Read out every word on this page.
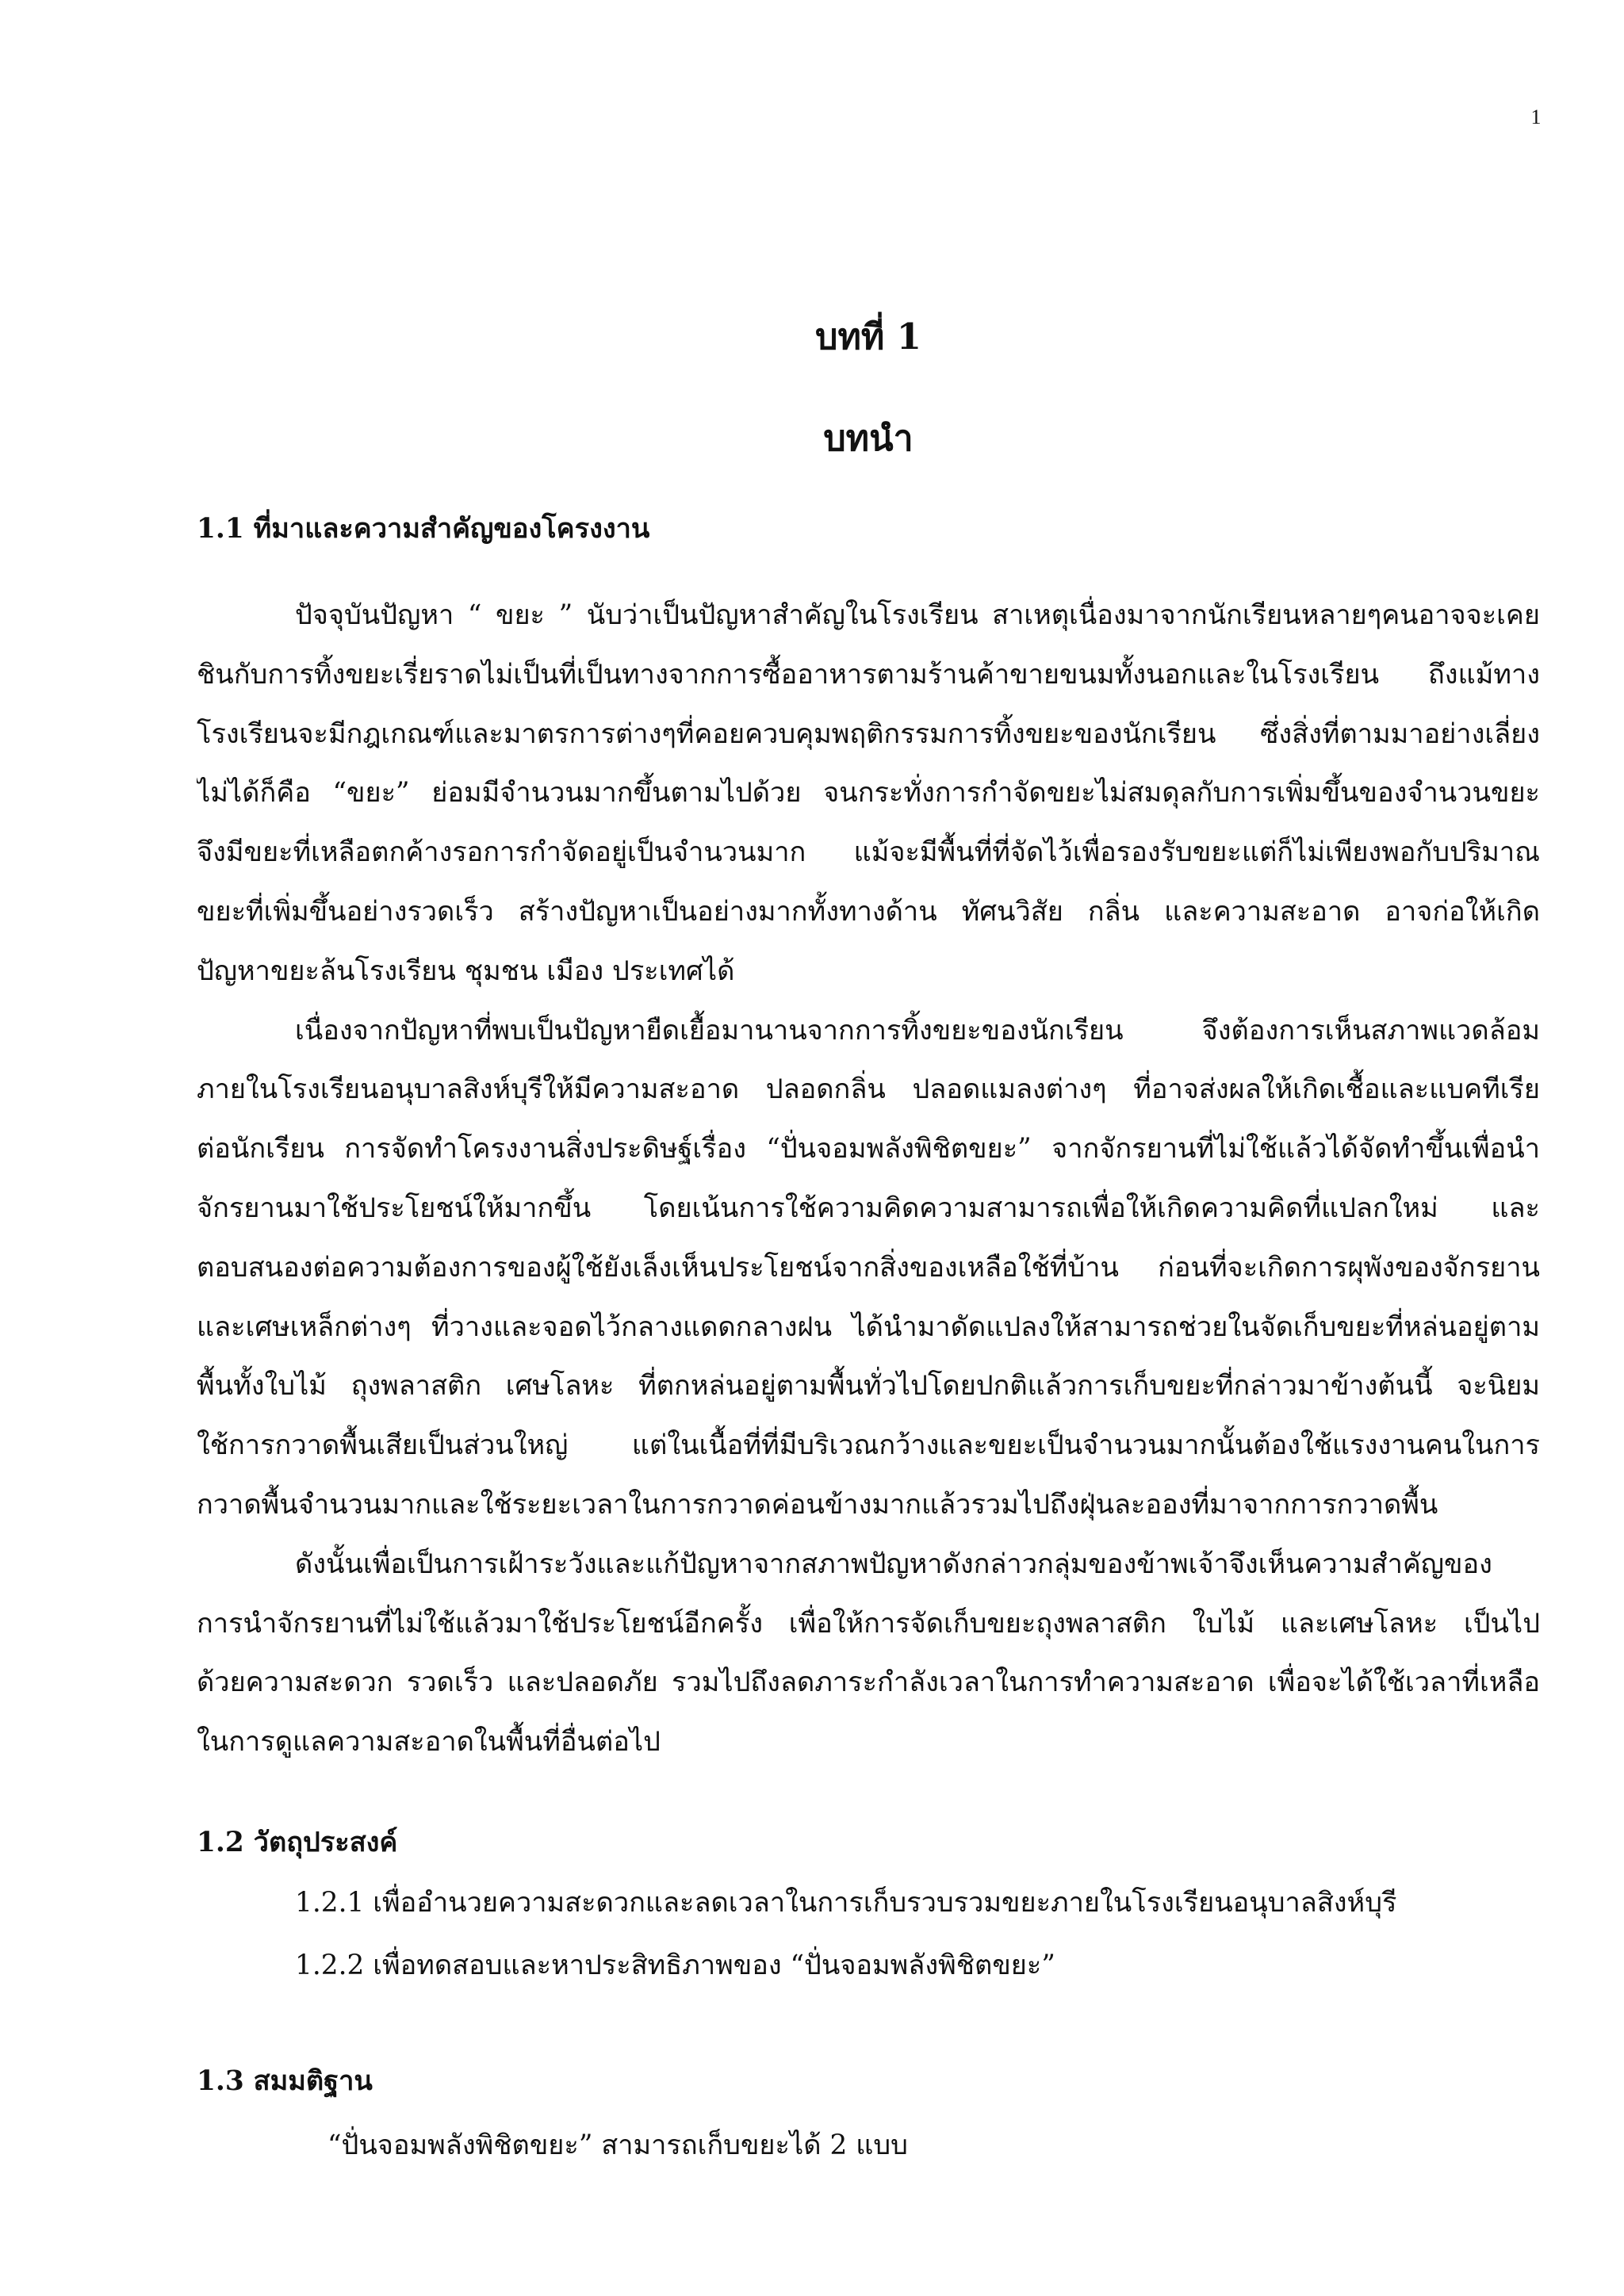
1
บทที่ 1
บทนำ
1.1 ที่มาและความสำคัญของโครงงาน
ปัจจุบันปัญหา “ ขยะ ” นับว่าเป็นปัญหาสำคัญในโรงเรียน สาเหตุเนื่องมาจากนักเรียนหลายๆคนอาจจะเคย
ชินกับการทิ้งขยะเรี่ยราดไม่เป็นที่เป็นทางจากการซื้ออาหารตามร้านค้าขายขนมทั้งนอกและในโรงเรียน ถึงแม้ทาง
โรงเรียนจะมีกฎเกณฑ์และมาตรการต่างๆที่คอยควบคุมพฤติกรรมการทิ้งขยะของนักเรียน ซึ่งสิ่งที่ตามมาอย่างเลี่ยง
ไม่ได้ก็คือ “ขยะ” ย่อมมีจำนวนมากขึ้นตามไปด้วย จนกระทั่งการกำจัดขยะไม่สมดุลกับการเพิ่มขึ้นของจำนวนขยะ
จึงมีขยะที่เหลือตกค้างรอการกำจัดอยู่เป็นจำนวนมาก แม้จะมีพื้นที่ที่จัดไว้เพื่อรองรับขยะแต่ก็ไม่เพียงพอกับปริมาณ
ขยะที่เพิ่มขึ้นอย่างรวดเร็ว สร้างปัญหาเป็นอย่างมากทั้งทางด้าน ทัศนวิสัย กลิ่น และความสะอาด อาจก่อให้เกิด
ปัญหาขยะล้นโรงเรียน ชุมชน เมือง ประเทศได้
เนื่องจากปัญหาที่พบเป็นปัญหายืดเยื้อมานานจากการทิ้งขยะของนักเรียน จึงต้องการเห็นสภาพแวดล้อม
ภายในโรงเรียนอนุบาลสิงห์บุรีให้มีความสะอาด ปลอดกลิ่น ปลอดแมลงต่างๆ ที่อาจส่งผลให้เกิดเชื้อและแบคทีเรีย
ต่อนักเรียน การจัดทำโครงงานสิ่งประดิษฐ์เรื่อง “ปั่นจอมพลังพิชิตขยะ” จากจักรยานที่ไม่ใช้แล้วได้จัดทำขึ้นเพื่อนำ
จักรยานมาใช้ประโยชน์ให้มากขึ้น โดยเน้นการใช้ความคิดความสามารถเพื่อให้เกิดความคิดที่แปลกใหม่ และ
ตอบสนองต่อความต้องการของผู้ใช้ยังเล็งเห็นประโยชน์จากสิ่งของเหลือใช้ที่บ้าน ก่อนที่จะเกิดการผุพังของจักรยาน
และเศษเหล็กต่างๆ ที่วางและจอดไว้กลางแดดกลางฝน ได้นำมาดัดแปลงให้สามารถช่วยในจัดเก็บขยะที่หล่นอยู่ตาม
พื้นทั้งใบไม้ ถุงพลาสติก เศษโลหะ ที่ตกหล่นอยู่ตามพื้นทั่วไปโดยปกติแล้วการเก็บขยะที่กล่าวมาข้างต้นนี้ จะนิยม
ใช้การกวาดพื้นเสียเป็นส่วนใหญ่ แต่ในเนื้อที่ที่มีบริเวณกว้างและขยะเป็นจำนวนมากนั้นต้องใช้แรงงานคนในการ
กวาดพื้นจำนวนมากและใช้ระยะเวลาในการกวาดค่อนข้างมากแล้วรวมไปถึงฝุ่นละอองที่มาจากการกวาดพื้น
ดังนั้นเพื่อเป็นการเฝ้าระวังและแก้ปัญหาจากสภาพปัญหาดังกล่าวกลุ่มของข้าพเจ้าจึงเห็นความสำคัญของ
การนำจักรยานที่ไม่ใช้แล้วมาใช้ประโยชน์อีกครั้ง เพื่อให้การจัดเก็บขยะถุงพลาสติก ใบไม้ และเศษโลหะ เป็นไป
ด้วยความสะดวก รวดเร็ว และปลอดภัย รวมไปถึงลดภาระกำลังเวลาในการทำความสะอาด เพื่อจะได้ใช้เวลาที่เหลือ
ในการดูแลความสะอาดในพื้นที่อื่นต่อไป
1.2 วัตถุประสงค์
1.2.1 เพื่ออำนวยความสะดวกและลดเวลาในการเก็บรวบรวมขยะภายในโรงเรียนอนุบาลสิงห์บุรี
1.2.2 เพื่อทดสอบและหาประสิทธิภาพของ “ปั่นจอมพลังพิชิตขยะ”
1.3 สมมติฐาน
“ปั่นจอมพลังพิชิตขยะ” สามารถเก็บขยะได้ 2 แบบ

**Required work**
Find the string "การจ" in the entries above and return each line that holds it.

**Response to this exercise**
ต่อนักเรียน การจัดทำโครงงานสิ่งประดิษฐ์เรื่อง “ปั่นจอมพลังพิชิตขยะ” จากจักรยานที่ไม่ใช้แล้วได้จัดทำขึ้นเพื่อนำ
การนำจักรยานที่ไม่ใช้แล้วมาใช้ประโยชน์อีกครั้ง เพื่อให้การจัดเก็บขยะถุงพลาสติก ใบไม้ และเศษโลหะ เป็นไป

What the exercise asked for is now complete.